▸ RECORDS SUPPLIED
===============

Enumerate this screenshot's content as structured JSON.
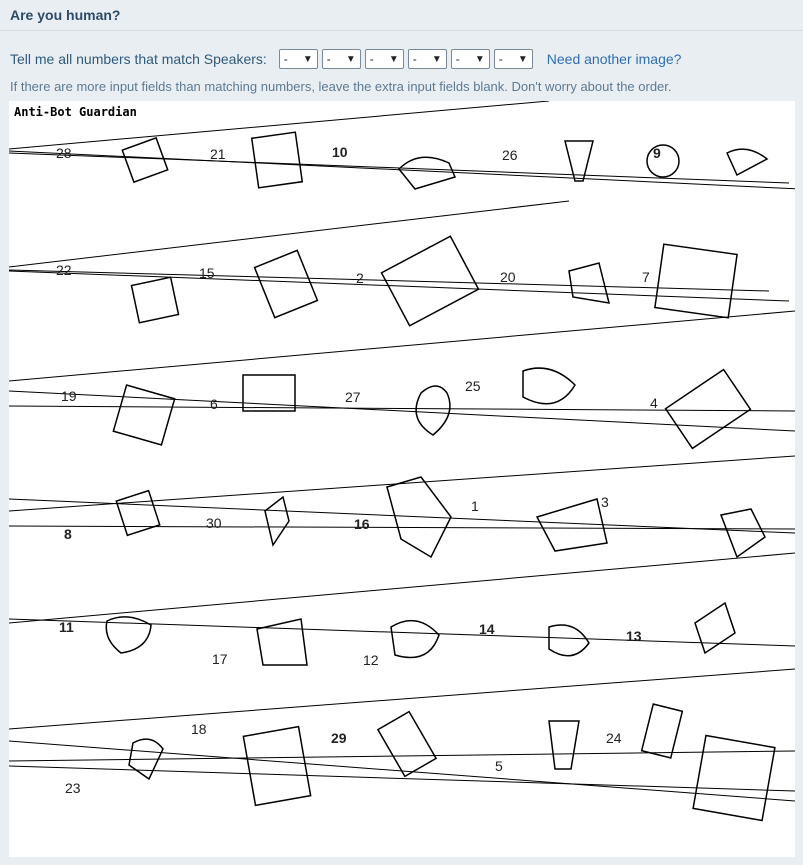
{
  "header": {
    "title": "Are you human?"
  },
  "prompt": {
    "text": "Tell me all numbers that match Speakers:",
    "selects": [
      "-",
      "-",
      "-",
      "-",
      "-",
      "-"
    ],
    "link": "Need another image?",
    "hint": "If there are more input fields than matching numbers, leave the extra input fields blank. Don't worry about the order."
  },
  "captcha": {
    "title": "Anti-Bot Guardian",
    "numbers": [
      "28",
      "21",
      "10",
      "26",
      "9",
      "22",
      "15",
      "2",
      "20",
      "7",
      "19",
      "6",
      "27",
      "25",
      "4",
      "8",
      "30",
      "16",
      "1",
      "3",
      "11",
      "17",
      "12",
      "14",
      "13",
      "18",
      "29",
      "5",
      "24",
      "23"
    ]
  }
}
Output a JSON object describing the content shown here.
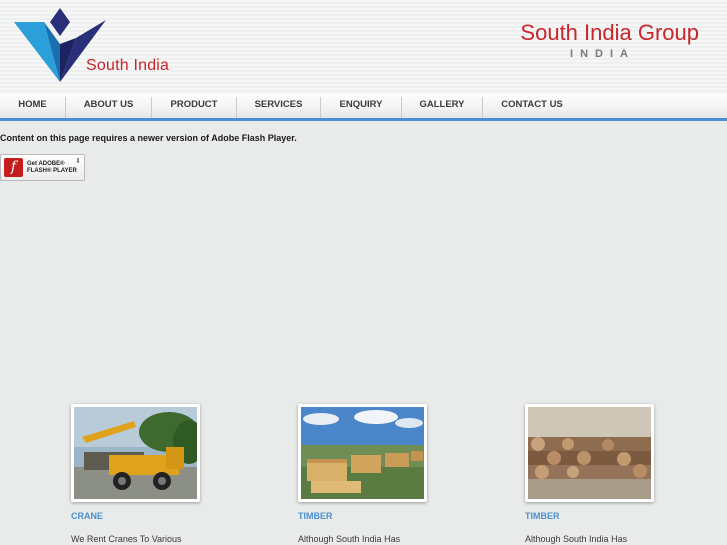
{
  "header": {
    "logo_text": "South India",
    "brand_title": "South India Group",
    "brand_subtitle": "INDIA"
  },
  "nav": {
    "items": [
      {
        "label": "HOME"
      },
      {
        "label": "ABOUT US"
      },
      {
        "label": "PRODUCT"
      },
      {
        "label": "SERVICES"
      },
      {
        "label": "ENQUIRY"
      },
      {
        "label": "GALLERY"
      },
      {
        "label": "CONTACT US"
      }
    ],
    "accent_color": "#4a90d0"
  },
  "flash": {
    "message": "Content on this page requires a newer version of Adobe Flash Player.",
    "badge_get": "Get ADOBE®",
    "badge_product": "FLASH® PLAYER"
  },
  "cards": [
    {
      "title": "CRANE",
      "text": "We Rent Cranes To Various",
      "image": "crane-photo"
    },
    {
      "title": "TIMBER",
      "text": "Although South India Has",
      "image": "timber-yard-photo"
    },
    {
      "title": "TIMBER",
      "text": "Although South India Has",
      "image": "logs-photo"
    }
  ],
  "colors": {
    "brand_red": "#c8252c",
    "link_blue": "#4a90d0",
    "page_bg": "#e9ebea"
  }
}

===============

▸ EXERCISE GOAL
Without including any pictures, print all of the material exactly as given.

▸ RESULT OF THE TASK
Enumerate this screenshot's content as structured JSON.
{
  "header": {
    "title": "Are you human?"
  },
  "prompt": {
    "text": "Tell me all numbers that match Speakers:",
    "selects": [
      "-",
      "-",
      "-",
      "-",
      "-",
      "-"
    ],
    "link": "Need another image?",
    "hint": "If there are more input fields than matching numbers, leave the extra input fields blank. Don't worry about the order."
  },
  "captcha": {
    "title": "Anti-Bot Guardian",
    "numbers": [
      "28",
      "21",
      "10",
      "26",
      "9",
      "22",
      "15",
      "2",
      "20",
      "7",
      "19",
      "6",
      "27",
      "25",
      "4",
      "8",
      "30",
      "16",
      "1",
      "3",
      "11",
      "17",
      "12",
      "14",
      "13",
      "18",
      "29",
      "5",
      "24",
      "23"
    ]
  }
}
Output a JSON object describing the content shown here.
{
  "header": {
    "logo_text": "South India",
    "brand_title": "South India Group",
    "brand_subtitle": "INDIA"
  },
  "nav": {
    "items": [
      {
        "label": "HOME"
      },
      {
        "label": "ABOUT US"
      },
      {
        "label": "PRODUCT"
      },
      {
        "label": "SERVICES"
      },
      {
        "label": "ENQUIRY"
      },
      {
        "label": "GALLERY"
      },
      {
        "label": "CONTACT US"
      }
    ],
    "accent_color": "#4a90d0"
  },
  "flash": {
    "message": "Content on this page requires a newer version of Adobe Flash Player.",
    "badge_get": "Get ADOBE®",
    "badge_product": "FLASH® PLAYER"
  },
  "cards": [
    {
      "title": "CRANE",
      "text": "We Rent Cranes To Various",
      "image": "crane-photo"
    },
    {
      "title": "TIMBER",
      "text": "Although South India Has",
      "image": "timber-yard-photo"
    },
    {
      "title": "TIMBER",
      "text": "Although South India Has",
      "image": "logs-photo"
    }
  ],
  "colors": {
    "brand_red": "#c8252c",
    "link_blue": "#4a90d0",
    "page_bg": "#e9ebea"
  }
}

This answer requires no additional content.